Your task
Return the whole listing, keeping every character the same.

Material for this exercise
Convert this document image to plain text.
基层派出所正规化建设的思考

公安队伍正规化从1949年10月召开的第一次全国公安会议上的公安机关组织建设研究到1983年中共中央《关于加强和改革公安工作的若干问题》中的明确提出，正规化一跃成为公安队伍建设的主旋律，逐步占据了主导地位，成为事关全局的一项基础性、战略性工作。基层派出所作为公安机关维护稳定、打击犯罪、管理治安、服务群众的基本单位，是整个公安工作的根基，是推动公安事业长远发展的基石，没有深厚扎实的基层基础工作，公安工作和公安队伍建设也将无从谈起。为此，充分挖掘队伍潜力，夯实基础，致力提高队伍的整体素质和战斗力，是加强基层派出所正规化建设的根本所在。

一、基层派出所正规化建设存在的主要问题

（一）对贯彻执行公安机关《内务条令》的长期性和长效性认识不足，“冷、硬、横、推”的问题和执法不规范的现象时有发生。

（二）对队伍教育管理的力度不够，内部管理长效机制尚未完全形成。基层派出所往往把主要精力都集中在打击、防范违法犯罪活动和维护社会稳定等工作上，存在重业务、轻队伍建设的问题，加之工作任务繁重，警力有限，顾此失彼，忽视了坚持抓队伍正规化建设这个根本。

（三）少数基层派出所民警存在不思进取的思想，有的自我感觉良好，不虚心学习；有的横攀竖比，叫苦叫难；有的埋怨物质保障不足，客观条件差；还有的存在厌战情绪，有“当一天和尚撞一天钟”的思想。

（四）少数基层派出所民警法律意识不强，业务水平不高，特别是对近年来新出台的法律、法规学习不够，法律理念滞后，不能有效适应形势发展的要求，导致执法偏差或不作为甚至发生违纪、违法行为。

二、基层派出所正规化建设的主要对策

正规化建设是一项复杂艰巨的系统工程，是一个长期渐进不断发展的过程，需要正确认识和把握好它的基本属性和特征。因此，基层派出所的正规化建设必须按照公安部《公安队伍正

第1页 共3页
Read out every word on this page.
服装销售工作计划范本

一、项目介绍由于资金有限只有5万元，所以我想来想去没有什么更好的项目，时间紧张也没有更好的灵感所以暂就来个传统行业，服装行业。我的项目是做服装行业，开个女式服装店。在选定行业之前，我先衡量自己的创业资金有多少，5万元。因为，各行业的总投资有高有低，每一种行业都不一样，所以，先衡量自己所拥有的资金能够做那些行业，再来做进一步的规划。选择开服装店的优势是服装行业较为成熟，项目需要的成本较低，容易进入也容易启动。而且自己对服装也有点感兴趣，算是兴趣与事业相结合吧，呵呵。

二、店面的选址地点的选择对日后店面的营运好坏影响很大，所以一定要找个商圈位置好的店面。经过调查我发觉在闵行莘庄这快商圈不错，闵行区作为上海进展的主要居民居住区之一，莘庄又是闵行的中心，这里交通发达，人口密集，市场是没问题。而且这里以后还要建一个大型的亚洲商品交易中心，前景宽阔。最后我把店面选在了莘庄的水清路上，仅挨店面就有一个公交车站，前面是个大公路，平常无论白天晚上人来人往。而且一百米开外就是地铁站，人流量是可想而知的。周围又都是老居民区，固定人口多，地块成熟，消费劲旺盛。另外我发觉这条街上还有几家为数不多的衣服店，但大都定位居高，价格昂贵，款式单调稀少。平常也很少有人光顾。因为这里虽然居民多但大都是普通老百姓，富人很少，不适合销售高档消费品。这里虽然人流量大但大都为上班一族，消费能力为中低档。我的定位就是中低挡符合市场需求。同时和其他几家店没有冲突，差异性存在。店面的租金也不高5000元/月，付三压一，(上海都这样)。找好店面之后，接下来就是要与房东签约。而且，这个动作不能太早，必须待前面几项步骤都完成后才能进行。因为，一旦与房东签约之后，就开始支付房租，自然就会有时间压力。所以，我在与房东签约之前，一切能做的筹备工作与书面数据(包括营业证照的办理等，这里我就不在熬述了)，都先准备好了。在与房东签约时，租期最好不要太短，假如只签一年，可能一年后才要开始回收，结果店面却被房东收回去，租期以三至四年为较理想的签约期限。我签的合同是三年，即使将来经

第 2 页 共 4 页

Result below
Convert this document image to plain text.
基层派出所正规化建设的思考

公安队伍正规化从1949年10月召开的第一次全国公安会议上的公安机关组织建设研究到1983年中共中央《关于加强和改革公安工作的若干问题》中的明确提出，正规化一跃成为公安队伍建设的主旋律，逐步占据了主导地位，成为事关全局的一项基础性、战略性工作。基层派出所作为公安机关维护稳定、打击犯罪、管理治安、服务群众的基本单位，是整个公安工作的根基，是推动公安事业长远发展的基石，没有深厚扎实的基层基础工作，公安工作和公安队伍建设也将无从谈起。为此，充分挖掘队伍潜力，夯实基础，致力提高队伍的整体素质和战斗力，是加强基层派出所正规化建设的根本所在。

一、基层派出所正规化建设存在的主要问题

（一）对贯彻执行公安机关《内务条令》的长期性和长效性认识不足，“冷、硬、横、推”的问题和执法不规范的现象时有发生。

（二）对队伍教育管理的力度不够，内部管理长效机制尚未完全形成。基层派出所往往把主要精力都集中在打击、防范违法犯罪活动和维护社会稳定等工作上，存在重业务、轻队伍建设的问题，加之工作任务繁重，警力有限，顾此失彼，忽视了坚持抓队伍正规化建设这个根本。

（三）少数基层派出所民警存在不思进取的思想，有的自我感觉良好，不虚心学习；有的横攀竖比，叫苦叫难；有的埋怨物质保障不足，客观条件差；还有的存在厌战情绪，有“当一天和尚撞一天钟”的思想。

（四）少数基层派出所民警法律意识不强，业务水平不高，特别是对近年来新出台的法律、法规学习不够，法律理念滞后，不能有效适应形势发展的要求，导致执法偏差或不作为甚至发生违纪、违法行为。

二、基层派出所正规化建设的主要对策

正规化建设是一项复杂艰巨的系统工程，是一个长期渐进不断发展的过程，需要正确认识和把握好它的基本属性和特征。因此，基层派出所的正规化建设必须按照公安部《公安队伍正

第1页 共3页
Read out every word on this page.
服装销售工作计划范本

一、项目介绍由于资金有限只有5万元，所以我想来想去没有什么更好的项目，时间紧张也没有更好的灵感所以暂就来个传统行业，服装行业。我的项目是做服装行业，开个女式服装店。在选定行业之前，我先衡量自己的创业资金有多少，5万元。因为，各行业的总投资有高有低，每一种行业都不一样，所以，先衡量自己所拥有的资金能够做那些行业，再来做进一步的规划。选择开服装店的优势是服装行业较为成熟，项目需要的成本较低，容易进入也容易启动。而且自己对服装也有点感兴趣，算是兴趣与事业相结合吧，呵呵。

二、店面的选址地点的选择对日后店面的营运好坏影响很大，所以一定要找个商圈位置好的店面。经过调查我发觉在闵行莘庄这快商圈不错，闵行区作为上海进展的主要居民居住区之一，莘庄又是闵行的中心，这里交通发达，人口密集，市场是没问题。而且这里以后还要建一个大型的亚洲商品交易中心，前景宽阔。最后我把店面选在了莘庄的水清路上，仅挨店面就有一个公交车站，前面是个大公路，平常无论白天晚上人来人往。而且一百米开外就是地铁站，人流量是可想而知的。周围又都是老居民区，固定人口多，地块成熟，消费劲旺盛。另外我发觉这条街上还有几家为数不多的衣服店，但大都定位居高，价格昂贵，款式单调稀少。平常也很少有人光顾。因为这里虽然居民多但大都是普通老百姓，富人很少，不适合销售高档消费品。这里虽然人流量大但大都为上班一族，消费能力为中低档。我的定位就是中低挡符合市场需求。同时和其他几家店没有冲突，差异性存在。店面的租金也不高5000元/月，付三压一，(上海都这样)。找好店面之后，接下来就是要与房东签约。而且，这个动作不能太早，必须待前面几项步骤都完成后才能进行。因为，一旦与房东签约之后，就开始支付房租，自然就会有时间压力。所以，我在与房东签约之前，一切能做的筹备工作与书面数据(包括营业证照的办理等，这里我就不在熬述了)，都先准备好了。在与房东签约时，租期最好不要太短，假如只签一年，可能一年后才要开始回收，结果店面却被房东收回去，租期以三至四年为较理想的签约期限。我签的合同是三年，即使将来经

第 2 页 共 4 页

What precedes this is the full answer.